_Dataset rows_
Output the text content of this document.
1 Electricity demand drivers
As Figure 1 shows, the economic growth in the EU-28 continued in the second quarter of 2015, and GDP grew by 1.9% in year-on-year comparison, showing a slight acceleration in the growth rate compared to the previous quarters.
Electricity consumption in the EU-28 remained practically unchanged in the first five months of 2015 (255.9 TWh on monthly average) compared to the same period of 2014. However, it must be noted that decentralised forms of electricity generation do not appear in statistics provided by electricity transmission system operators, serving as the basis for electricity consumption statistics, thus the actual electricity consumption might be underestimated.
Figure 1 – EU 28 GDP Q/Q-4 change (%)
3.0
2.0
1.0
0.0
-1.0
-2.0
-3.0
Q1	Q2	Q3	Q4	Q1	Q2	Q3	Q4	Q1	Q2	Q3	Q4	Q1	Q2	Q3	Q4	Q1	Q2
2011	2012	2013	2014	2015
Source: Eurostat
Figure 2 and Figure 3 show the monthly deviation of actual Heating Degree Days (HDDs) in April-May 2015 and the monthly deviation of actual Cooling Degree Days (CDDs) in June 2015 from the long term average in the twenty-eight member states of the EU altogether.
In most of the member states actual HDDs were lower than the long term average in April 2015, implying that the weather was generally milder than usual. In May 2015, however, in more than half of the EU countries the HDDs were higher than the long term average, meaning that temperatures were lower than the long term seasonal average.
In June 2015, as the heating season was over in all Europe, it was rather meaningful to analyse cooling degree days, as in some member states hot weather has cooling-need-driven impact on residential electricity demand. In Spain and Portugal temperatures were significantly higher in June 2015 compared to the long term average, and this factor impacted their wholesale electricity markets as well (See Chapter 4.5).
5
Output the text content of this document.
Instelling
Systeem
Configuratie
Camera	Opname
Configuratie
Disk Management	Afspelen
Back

_Work to be completed_
Make an exact copy of all the data.

_The output_
Output the text content of this document.
1 Electricity demand drivers
As Figure 1 shows, the economic growth in the EU-28 continued in the second quarter of 2015, and GDP grew by 1.9% in year-on-year comparison, showing a slight acceleration in the growth rate compared to the previous quarters.
Electricity consumption in the EU-28 remained practically unchanged in the first five months of 2015 (255.9 TWh on monthly average) compared to the same period of 2014. However, it must be noted that decentralised forms of electricity generation do not appear in statistics provided by electricity transmission system operators, serving as the basis for electricity consumption statistics, thus the actual electricity consumption might be underestimated.
Figure 1 – EU 28 GDP Q/Q-4 change (%)
3.0
2.0
1.0
0.0
-1.0
-2.0
-3.0
Q1	Q2	Q3	Q4	Q1	Q2	Q3	Q4	Q1	Q2	Q3	Q4	Q1	Q2	Q3	Q4	Q1	Q2
2011	2012	2013	2014	2015
Source: Eurostat
Figure 2 and Figure 3 show the monthly deviation of actual Heating Degree Days (HDDs) in April-May 2015 and the monthly deviation of actual Cooling Degree Days (CDDs) in June 2015 from the long term average in the twenty-eight member states of the EU altogether.
In most of the member states actual HDDs were lower than the long term average in April 2015, implying that the weather was generally milder than usual. In May 2015, however, in more than half of the EU countries the HDDs were higher than the long term average, meaning that temperatures were lower than the long term seasonal average.
In June 2015, as the heating season was over in all Europe, it was rather meaningful to analyse cooling degree days, as in some member states hot weather has cooling-need-driven impact on residential electricity demand. In Spain and Portugal temperatures were significantly higher in June 2015 compared to the long term average, and this factor impacted their wholesale electricity markets as well (See Chapter 4.5).
5
Output the text content of this document.
Instelling
Systeem
Configuratie
Camera	Opname
Configuratie
Disk Management	Afspelen
Back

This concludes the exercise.